[Exercise objective]
Find each line with the string "Código" and copy it.

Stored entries
##############################

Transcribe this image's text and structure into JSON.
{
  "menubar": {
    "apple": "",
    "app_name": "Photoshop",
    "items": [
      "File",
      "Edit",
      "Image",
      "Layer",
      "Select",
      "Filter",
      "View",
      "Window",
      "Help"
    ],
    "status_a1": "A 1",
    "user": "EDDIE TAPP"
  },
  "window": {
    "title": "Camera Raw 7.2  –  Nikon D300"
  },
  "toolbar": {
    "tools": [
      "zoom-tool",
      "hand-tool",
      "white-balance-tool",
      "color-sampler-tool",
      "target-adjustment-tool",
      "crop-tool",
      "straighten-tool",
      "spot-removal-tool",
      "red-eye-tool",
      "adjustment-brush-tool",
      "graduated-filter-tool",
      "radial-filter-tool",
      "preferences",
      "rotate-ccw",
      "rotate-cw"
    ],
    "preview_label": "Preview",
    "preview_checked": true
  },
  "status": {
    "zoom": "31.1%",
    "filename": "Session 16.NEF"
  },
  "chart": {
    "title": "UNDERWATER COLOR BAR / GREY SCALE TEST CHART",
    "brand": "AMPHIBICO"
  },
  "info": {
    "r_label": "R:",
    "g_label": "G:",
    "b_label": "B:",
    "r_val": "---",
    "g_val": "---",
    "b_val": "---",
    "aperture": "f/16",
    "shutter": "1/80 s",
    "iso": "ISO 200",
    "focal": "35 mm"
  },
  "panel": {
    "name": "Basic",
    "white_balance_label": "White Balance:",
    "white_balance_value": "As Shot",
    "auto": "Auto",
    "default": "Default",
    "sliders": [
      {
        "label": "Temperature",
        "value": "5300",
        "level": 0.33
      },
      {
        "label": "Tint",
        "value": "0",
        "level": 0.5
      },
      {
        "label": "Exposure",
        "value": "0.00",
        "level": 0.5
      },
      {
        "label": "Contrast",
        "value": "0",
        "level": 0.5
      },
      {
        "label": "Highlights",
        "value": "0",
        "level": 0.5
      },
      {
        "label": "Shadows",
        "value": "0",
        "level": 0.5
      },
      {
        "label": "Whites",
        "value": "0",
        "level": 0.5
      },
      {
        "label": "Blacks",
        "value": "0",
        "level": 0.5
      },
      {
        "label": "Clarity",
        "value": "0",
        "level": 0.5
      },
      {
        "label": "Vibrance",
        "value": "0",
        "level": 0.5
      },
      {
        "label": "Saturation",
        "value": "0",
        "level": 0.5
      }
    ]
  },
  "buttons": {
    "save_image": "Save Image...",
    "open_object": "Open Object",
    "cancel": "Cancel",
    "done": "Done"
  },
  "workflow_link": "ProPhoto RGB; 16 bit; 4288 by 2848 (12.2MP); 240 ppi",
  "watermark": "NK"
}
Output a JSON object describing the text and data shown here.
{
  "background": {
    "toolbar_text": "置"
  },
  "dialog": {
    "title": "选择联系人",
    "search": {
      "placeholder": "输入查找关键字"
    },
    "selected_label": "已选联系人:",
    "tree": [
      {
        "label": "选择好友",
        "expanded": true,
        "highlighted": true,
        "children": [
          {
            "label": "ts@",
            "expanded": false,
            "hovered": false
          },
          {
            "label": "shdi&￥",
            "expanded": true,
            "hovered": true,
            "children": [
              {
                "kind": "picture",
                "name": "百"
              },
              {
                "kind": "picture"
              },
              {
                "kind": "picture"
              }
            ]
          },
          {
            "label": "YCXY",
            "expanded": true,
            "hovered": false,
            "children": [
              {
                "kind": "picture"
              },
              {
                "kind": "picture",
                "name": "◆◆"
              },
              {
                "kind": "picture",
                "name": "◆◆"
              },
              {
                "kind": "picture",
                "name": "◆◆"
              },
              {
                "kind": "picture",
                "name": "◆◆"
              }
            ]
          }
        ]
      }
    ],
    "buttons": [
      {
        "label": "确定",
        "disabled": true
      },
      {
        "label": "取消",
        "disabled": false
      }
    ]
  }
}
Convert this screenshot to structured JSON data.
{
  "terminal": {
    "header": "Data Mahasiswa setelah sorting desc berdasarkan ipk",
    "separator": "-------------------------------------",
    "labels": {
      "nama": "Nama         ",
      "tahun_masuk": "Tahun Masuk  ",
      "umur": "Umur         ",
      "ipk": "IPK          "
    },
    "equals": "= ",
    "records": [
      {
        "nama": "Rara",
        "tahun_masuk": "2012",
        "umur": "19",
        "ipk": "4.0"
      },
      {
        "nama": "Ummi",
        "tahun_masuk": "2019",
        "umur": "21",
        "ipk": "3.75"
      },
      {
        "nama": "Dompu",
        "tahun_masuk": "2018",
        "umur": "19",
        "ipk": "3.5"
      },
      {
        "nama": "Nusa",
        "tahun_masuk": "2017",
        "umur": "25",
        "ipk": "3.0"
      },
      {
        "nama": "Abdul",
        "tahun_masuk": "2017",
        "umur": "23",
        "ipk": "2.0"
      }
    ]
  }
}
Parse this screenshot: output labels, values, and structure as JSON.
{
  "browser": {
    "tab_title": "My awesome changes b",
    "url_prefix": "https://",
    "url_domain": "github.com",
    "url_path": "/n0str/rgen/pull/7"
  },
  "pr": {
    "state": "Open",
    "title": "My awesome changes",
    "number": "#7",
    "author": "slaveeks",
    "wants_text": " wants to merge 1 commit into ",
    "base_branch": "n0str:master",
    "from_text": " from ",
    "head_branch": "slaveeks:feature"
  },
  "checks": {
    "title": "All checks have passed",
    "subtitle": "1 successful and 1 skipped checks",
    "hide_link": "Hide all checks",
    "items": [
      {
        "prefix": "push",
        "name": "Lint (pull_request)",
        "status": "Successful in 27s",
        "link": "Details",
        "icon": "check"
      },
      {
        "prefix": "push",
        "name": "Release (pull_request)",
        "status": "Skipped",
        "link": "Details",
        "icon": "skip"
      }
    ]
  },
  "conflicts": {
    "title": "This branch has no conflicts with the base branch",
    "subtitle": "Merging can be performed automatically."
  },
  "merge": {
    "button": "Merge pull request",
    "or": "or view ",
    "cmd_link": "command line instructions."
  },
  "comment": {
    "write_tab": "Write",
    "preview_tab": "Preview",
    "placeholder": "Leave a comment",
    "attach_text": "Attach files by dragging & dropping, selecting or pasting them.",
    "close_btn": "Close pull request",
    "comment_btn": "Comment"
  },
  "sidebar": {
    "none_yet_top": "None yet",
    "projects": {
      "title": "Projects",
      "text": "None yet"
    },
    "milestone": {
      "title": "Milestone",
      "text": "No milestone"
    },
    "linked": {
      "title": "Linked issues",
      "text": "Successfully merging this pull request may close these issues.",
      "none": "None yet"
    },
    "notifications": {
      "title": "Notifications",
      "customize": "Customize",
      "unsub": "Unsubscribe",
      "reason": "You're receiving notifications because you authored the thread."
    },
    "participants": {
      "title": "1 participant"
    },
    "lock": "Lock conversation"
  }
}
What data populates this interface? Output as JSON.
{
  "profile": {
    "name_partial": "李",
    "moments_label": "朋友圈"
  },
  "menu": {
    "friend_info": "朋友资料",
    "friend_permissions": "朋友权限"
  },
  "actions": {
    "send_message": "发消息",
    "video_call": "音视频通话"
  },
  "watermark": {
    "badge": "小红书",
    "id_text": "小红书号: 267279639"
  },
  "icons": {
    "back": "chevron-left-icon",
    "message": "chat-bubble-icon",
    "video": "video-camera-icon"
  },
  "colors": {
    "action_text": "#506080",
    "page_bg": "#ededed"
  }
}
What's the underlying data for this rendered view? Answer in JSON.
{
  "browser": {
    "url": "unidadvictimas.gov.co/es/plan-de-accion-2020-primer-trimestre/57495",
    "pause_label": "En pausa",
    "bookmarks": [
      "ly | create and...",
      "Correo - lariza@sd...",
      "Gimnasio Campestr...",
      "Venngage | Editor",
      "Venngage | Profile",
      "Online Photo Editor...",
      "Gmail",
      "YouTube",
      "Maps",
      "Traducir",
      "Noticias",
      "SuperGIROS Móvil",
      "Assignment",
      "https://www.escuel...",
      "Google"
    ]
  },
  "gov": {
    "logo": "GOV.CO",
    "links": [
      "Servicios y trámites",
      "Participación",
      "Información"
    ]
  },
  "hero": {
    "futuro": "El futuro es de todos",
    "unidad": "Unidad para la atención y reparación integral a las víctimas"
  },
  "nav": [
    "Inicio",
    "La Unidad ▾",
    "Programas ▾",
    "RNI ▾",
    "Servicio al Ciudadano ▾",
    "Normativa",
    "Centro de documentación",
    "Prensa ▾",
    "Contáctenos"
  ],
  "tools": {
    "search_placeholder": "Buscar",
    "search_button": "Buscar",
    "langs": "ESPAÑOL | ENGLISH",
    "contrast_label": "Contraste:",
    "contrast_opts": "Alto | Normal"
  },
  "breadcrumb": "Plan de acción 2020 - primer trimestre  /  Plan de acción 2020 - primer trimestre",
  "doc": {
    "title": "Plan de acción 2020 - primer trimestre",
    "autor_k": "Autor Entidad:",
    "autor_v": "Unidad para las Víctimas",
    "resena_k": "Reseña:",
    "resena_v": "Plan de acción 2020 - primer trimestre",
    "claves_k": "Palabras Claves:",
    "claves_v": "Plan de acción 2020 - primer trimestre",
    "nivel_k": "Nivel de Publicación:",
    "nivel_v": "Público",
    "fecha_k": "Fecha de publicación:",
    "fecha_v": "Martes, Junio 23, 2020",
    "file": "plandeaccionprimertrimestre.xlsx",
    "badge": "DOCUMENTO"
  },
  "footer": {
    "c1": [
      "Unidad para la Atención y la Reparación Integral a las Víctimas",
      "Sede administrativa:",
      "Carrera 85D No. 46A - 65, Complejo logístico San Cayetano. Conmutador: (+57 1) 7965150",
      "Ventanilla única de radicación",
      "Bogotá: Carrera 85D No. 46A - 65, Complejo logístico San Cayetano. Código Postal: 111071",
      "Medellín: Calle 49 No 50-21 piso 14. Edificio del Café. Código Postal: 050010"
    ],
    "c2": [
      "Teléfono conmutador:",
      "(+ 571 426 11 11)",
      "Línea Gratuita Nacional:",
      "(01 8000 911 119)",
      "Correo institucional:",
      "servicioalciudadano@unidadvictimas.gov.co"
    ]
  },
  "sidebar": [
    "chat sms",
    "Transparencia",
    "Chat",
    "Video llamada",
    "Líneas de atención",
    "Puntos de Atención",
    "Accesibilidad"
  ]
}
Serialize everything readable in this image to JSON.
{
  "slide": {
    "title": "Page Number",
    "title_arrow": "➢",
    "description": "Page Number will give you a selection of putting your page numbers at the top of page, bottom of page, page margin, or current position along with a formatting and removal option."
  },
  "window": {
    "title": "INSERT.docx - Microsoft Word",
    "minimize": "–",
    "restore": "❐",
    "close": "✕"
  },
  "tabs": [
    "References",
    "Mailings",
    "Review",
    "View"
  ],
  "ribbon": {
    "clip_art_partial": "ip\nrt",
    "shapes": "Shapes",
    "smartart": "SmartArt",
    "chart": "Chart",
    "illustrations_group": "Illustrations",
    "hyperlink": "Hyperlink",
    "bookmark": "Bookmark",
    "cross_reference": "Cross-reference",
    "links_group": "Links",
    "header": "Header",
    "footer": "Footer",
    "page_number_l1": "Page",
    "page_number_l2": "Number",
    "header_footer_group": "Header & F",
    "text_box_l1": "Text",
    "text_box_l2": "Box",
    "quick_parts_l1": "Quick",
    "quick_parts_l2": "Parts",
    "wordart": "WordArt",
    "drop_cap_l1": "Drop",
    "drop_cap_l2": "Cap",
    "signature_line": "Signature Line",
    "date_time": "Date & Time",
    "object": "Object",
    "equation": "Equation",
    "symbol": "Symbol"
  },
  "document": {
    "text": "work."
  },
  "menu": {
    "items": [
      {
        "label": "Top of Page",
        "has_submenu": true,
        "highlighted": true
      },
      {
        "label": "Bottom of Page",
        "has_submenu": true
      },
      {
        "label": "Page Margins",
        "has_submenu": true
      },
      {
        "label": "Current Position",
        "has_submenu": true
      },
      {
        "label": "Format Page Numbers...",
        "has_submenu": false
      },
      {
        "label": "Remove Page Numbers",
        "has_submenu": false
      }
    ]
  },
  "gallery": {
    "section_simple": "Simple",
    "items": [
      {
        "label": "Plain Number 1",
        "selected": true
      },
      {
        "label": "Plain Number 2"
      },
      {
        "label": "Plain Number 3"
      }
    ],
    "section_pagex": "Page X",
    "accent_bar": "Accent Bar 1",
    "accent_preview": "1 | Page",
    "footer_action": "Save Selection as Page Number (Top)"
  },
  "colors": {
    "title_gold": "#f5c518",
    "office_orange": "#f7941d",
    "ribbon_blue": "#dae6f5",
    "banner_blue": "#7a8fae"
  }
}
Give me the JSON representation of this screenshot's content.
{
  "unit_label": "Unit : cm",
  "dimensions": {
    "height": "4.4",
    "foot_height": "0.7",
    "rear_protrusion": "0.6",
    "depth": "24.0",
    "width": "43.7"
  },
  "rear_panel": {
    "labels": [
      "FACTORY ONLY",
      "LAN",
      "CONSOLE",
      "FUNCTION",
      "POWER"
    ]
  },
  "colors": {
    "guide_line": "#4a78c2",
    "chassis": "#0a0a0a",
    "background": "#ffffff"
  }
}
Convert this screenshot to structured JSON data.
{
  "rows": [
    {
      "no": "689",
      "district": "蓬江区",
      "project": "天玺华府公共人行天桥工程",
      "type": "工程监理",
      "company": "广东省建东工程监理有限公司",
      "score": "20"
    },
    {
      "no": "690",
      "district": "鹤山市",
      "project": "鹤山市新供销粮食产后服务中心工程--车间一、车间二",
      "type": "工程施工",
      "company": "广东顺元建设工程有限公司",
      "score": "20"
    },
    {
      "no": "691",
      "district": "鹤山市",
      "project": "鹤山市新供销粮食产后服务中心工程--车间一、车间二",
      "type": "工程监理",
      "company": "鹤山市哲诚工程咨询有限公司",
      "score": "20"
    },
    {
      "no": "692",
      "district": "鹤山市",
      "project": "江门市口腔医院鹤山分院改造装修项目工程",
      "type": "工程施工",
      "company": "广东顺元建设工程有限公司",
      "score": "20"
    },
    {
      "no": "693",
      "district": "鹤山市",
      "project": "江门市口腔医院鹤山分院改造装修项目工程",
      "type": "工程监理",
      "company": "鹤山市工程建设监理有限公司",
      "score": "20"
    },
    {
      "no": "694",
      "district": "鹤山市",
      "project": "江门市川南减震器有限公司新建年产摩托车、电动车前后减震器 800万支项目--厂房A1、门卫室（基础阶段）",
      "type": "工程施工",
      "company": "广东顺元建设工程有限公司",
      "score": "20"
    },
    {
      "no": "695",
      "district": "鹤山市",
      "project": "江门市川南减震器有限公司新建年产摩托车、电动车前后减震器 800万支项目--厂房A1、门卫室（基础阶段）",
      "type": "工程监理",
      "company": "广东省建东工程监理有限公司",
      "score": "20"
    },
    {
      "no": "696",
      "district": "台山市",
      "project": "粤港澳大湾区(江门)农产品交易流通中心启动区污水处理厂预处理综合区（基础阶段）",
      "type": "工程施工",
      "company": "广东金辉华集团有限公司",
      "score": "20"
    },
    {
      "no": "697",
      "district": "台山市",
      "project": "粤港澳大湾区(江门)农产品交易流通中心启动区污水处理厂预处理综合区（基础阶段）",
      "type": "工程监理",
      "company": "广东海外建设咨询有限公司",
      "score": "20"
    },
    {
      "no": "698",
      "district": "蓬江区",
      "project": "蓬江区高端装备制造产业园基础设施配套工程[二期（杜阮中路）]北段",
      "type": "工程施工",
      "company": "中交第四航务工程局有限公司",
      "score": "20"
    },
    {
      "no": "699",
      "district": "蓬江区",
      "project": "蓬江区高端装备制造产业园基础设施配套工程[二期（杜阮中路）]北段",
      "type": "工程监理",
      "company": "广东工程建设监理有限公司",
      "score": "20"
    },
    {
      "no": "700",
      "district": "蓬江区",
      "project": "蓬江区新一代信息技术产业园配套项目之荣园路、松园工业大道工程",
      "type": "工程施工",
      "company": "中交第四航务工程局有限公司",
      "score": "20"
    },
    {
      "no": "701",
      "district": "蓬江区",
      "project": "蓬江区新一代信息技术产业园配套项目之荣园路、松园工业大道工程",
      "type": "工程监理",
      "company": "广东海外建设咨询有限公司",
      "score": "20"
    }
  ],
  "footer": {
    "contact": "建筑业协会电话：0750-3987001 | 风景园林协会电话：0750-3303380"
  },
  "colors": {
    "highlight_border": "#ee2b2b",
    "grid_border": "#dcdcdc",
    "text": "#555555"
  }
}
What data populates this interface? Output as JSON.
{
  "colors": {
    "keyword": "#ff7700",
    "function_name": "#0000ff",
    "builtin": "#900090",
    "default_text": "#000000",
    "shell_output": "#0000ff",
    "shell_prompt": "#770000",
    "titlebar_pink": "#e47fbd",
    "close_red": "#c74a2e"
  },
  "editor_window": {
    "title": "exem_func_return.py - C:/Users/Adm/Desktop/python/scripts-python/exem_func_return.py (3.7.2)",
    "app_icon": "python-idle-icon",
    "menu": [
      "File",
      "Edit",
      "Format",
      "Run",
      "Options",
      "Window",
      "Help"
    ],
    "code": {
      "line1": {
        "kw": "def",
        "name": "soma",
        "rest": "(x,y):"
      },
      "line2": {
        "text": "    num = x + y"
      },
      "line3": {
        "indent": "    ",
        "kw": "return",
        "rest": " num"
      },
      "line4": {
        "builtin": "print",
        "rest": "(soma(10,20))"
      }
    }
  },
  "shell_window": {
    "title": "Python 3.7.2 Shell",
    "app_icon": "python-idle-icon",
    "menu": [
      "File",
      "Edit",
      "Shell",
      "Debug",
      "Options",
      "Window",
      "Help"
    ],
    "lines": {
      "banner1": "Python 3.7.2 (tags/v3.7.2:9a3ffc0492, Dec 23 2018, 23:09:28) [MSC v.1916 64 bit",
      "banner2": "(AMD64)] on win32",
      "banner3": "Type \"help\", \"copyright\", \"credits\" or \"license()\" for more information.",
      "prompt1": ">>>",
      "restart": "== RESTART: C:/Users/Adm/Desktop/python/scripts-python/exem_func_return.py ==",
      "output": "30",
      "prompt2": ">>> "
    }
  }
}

##############################

[Answer to this problem]
      "Bogotá: Carrera 85D No. 46A - 65, Complejo logístico San Cayetano. Código Postal: 111071",
      "Medellín: Calle 49 No 50-21 piso 14. Edificio del Café. Código Postal: 050010"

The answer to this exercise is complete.